Dataset entries on figures:
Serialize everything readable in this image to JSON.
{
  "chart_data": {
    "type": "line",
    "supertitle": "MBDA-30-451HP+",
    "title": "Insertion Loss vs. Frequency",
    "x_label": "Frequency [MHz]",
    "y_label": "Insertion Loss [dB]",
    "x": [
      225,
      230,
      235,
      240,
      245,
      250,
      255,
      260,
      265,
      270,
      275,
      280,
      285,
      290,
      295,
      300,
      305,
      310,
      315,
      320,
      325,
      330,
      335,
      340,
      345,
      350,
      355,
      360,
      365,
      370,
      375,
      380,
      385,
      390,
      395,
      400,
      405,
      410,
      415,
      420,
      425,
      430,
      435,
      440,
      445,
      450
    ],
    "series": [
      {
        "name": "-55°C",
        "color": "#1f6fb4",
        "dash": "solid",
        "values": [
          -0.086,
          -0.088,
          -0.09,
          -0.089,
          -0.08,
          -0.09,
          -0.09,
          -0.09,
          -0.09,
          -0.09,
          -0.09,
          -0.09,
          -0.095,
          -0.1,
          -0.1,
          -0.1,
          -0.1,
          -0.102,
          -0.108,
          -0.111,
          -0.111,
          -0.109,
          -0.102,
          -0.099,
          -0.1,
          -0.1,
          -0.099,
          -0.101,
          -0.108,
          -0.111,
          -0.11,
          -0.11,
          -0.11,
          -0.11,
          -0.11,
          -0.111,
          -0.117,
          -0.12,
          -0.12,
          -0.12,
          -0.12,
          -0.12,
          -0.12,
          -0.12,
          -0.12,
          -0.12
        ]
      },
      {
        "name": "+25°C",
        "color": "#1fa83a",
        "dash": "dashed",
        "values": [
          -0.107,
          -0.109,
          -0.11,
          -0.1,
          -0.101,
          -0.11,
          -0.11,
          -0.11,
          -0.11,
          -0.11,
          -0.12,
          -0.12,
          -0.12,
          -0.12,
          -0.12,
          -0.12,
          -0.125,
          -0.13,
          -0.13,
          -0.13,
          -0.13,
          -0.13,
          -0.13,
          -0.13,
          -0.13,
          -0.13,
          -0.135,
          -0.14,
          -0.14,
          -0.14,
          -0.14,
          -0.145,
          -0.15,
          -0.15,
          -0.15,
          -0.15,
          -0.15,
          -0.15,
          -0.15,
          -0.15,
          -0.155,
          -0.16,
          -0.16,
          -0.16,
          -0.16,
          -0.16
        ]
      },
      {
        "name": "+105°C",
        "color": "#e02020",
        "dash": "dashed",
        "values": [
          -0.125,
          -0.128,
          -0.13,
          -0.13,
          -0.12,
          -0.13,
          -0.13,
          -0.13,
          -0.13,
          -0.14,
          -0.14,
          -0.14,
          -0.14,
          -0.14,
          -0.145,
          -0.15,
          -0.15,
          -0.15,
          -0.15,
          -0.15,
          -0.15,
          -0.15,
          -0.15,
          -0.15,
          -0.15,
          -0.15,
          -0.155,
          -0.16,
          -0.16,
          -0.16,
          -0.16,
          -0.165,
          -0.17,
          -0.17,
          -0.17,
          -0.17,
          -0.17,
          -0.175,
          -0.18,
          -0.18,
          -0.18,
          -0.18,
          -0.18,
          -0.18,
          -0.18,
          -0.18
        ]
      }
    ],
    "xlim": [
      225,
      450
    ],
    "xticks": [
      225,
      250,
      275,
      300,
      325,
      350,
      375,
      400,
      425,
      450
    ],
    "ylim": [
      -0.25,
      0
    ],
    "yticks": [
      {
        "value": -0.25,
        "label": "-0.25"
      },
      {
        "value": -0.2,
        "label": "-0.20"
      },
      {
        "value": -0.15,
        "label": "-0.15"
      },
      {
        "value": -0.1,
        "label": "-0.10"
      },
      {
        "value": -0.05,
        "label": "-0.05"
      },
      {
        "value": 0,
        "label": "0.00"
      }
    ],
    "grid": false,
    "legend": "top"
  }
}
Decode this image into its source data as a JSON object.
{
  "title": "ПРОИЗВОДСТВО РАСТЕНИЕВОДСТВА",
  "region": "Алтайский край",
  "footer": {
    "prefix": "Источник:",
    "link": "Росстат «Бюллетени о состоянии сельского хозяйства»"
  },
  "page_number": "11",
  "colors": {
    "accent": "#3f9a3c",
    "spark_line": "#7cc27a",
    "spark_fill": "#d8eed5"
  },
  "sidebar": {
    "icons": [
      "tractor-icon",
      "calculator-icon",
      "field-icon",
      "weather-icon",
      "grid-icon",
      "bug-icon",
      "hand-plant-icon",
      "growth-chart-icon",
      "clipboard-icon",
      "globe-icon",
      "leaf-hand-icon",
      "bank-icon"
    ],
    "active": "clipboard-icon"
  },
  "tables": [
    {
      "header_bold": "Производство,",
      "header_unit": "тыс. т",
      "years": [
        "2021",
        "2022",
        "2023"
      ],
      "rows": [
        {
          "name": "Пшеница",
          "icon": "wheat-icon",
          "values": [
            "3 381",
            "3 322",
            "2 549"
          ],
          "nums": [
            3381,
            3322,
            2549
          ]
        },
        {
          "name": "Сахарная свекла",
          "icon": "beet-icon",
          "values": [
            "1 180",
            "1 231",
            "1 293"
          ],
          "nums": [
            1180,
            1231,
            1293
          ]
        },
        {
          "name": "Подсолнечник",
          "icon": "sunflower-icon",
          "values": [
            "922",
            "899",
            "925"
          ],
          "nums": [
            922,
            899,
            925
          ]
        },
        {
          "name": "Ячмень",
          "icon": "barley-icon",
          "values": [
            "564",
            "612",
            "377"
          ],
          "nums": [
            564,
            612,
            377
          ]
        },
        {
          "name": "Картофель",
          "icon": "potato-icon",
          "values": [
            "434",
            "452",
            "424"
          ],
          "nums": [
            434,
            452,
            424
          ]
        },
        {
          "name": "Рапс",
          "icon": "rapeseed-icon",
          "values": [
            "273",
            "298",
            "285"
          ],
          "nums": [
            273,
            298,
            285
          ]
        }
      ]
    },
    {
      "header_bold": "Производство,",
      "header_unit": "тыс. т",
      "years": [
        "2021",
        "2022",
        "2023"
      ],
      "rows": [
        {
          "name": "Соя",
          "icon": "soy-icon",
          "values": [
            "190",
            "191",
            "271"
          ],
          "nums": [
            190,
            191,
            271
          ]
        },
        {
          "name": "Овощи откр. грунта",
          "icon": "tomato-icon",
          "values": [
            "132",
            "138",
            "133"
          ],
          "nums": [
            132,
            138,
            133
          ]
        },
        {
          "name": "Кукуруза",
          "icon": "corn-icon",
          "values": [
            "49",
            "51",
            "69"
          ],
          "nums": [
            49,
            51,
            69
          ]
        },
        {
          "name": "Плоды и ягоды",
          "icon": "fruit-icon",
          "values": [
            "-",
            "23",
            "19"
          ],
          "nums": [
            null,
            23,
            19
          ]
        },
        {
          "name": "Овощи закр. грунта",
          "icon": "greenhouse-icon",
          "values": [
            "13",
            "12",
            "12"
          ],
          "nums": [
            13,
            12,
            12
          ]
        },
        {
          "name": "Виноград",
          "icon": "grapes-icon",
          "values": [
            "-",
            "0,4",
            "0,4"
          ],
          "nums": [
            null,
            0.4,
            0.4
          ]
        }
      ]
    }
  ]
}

:: The task ::
Recite the full listing above exactly.

:: Full response ::
Serialize everything readable in this image to JSON.
{
  "chart_data": {
    "type": "line",
    "supertitle": "MBDA-30-451HP+",
    "title": "Insertion Loss vs. Frequency",
    "x_label": "Frequency [MHz]",
    "y_label": "Insertion Loss [dB]",
    "x": [
      225,
      230,
      235,
      240,
      245,
      250,
      255,
      260,
      265,
      270,
      275,
      280,
      285,
      290,
      295,
      300,
      305,
      310,
      315,
      320,
      325,
      330,
      335,
      340,
      345,
      350,
      355,
      360,
      365,
      370,
      375,
      380,
      385,
      390,
      395,
      400,
      405,
      410,
      415,
      420,
      425,
      430,
      435,
      440,
      445,
      450
    ],
    "series": [
      {
        "name": "-55°C",
        "color": "#1f6fb4",
        "dash": "solid",
        "values": [
          -0.086,
          -0.088,
          -0.09,
          -0.089,
          -0.08,
          -0.09,
          -0.09,
          -0.09,
          -0.09,
          -0.09,
          -0.09,
          -0.09,
          -0.095,
          -0.1,
          -0.1,
          -0.1,
          -0.1,
          -0.102,
          -0.108,
          -0.111,
          -0.111,
          -0.109,
          -0.102,
          -0.099,
          -0.1,
          -0.1,
          -0.099,
          -0.101,
          -0.108,
          -0.111,
          -0.11,
          -0.11,
          -0.11,
          -0.11,
          -0.11,
          -0.111,
          -0.117,
          -0.12,
          -0.12,
          -0.12,
          -0.12,
          -0.12,
          -0.12,
          -0.12,
          -0.12,
          -0.12
        ]
      },
      {
        "name": "+25°C",
        "color": "#1fa83a",
        "dash": "dashed",
        "values": [
          -0.107,
          -0.109,
          -0.11,
          -0.1,
          -0.101,
          -0.11,
          -0.11,
          -0.11,
          -0.11,
          -0.11,
          -0.12,
          -0.12,
          -0.12,
          -0.12,
          -0.12,
          -0.12,
          -0.125,
          -0.13,
          -0.13,
          -0.13,
          -0.13,
          -0.13,
          -0.13,
          -0.13,
          -0.13,
          -0.13,
          -0.135,
          -0.14,
          -0.14,
          -0.14,
          -0.14,
          -0.145,
          -0.15,
          -0.15,
          -0.15,
          -0.15,
          -0.15,
          -0.15,
          -0.15,
          -0.15,
          -0.155,
          -0.16,
          -0.16,
          -0.16,
          -0.16,
          -0.16
        ]
      },
      {
        "name": "+105°C",
        "color": "#e02020",
        "dash": "dashed",
        "values": [
          -0.125,
          -0.128,
          -0.13,
          -0.13,
          -0.12,
          -0.13,
          -0.13,
          -0.13,
          -0.13,
          -0.14,
          -0.14,
          -0.14,
          -0.14,
          -0.14,
          -0.145,
          -0.15,
          -0.15,
          -0.15,
          -0.15,
          -0.15,
          -0.15,
          -0.15,
          -0.15,
          -0.15,
          -0.15,
          -0.15,
          -0.155,
          -0.16,
          -0.16,
          -0.16,
          -0.16,
          -0.165,
          -0.17,
          -0.17,
          -0.17,
          -0.17,
          -0.17,
          -0.175,
          -0.18,
          -0.18,
          -0.18,
          -0.18,
          -0.18,
          -0.18,
          -0.18,
          -0.18
        ]
      }
    ],
    "xlim": [
      225,
      450
    ],
    "xticks": [
      225,
      250,
      275,
      300,
      325,
      350,
      375,
      400,
      425,
      450
    ],
    "ylim": [
      -0.25,
      0
    ],
    "yticks": [
      {
        "value": -0.25,
        "label": "-0.25"
      },
      {
        "value": -0.2,
        "label": "-0.20"
      },
      {
        "value": -0.15,
        "label": "-0.15"
      },
      {
        "value": -0.1,
        "label": "-0.10"
      },
      {
        "value": -0.05,
        "label": "-0.05"
      },
      {
        "value": 0,
        "label": "0.00"
      }
    ],
    "grid": false,
    "legend": "top"
  }
}
Decode this image into its source data as a JSON object.
{
  "title": "ПРОИЗВОДСТВО РАСТЕНИЕВОДСТВА",
  "region": "Алтайский край",
  "footer": {
    "prefix": "Источник:",
    "link": "Росстат «Бюллетени о состоянии сельского хозяйства»"
  },
  "page_number": "11",
  "colors": {
    "accent": "#3f9a3c",
    "spark_line": "#7cc27a",
    "spark_fill": "#d8eed5"
  },
  "sidebar": {
    "icons": [
      "tractor-icon",
      "calculator-icon",
      "field-icon",
      "weather-icon",
      "grid-icon",
      "bug-icon",
      "hand-plant-icon",
      "growth-chart-icon",
      "clipboard-icon",
      "globe-icon",
      "leaf-hand-icon",
      "bank-icon"
    ],
    "active": "clipboard-icon"
  },
  "tables": [
    {
      "header_bold": "Производство,",
      "header_unit": "тыс. т",
      "years": [
        "2021",
        "2022",
        "2023"
      ],
      "rows": [
        {
          "name": "Пшеница",
          "icon": "wheat-icon",
          "values": [
            "3 381",
            "3 322",
            "2 549"
          ],
          "nums": [
            3381,
            3322,
            2549
          ]
        },
        {
          "name": "Сахарная свекла",
          "icon": "beet-icon",
          "values": [
            "1 180",
            "1 231",
            "1 293"
          ],
          "nums": [
            1180,
            1231,
            1293
          ]
        },
        {
          "name": "Подсолнечник",
          "icon": "sunflower-icon",
          "values": [
            "922",
            "899",
            "925"
          ],
          "nums": [
            922,
            899,
            925
          ]
        },
        {
          "name": "Ячмень",
          "icon": "barley-icon",
          "values": [
            "564",
            "612",
            "377"
          ],
          "nums": [
            564,
            612,
            377
          ]
        },
        {
          "name": "Картофель",
          "icon": "potato-icon",
          "values": [
            "434",
            "452",
            "424"
          ],
          "nums": [
            434,
            452,
            424
          ]
        },
        {
          "name": "Рапс",
          "icon": "rapeseed-icon",
          "values": [
            "273",
            "298",
            "285"
          ],
          "nums": [
            273,
            298,
            285
          ]
        }
      ]
    },
    {
      "header_bold": "Производство,",
      "header_unit": "тыс. т",
      "years": [
        "2021",
        "2022",
        "2023"
      ],
      "rows": [
        {
          "name": "Соя",
          "icon": "soy-icon",
          "values": [
            "190",
            "191",
            "271"
          ],
          "nums": [
            190,
            191,
            271
          ]
        },
        {
          "name": "Овощи откр. грунта",
          "icon": "tomato-icon",
          "values": [
            "132",
            "138",
            "133"
          ],
          "nums": [
            132,
            138,
            133
          ]
        },
        {
          "name": "Кукуруза",
          "icon": "corn-icon",
          "values": [
            "49",
            "51",
            "69"
          ],
          "nums": [
            49,
            51,
            69
          ]
        },
        {
          "name": "Плоды и ягоды",
          "icon": "fruit-icon",
          "values": [
            "-",
            "23",
            "19"
          ],
          "nums": [
            null,
            23,
            19
          ]
        },
        {
          "name": "Овощи закр. грунта",
          "icon": "greenhouse-icon",
          "values": [
            "13",
            "12",
            "12"
          ],
          "nums": [
            13,
            12,
            12
          ]
        },
        {
          "name": "Виноград",
          "icon": "grapes-icon",
          "values": [
            "-",
            "0,4",
            "0,4"
          ],
          "nums": [
            null,
            0.4,
            0.4
          ]
        }
      ]
    }
  ]
}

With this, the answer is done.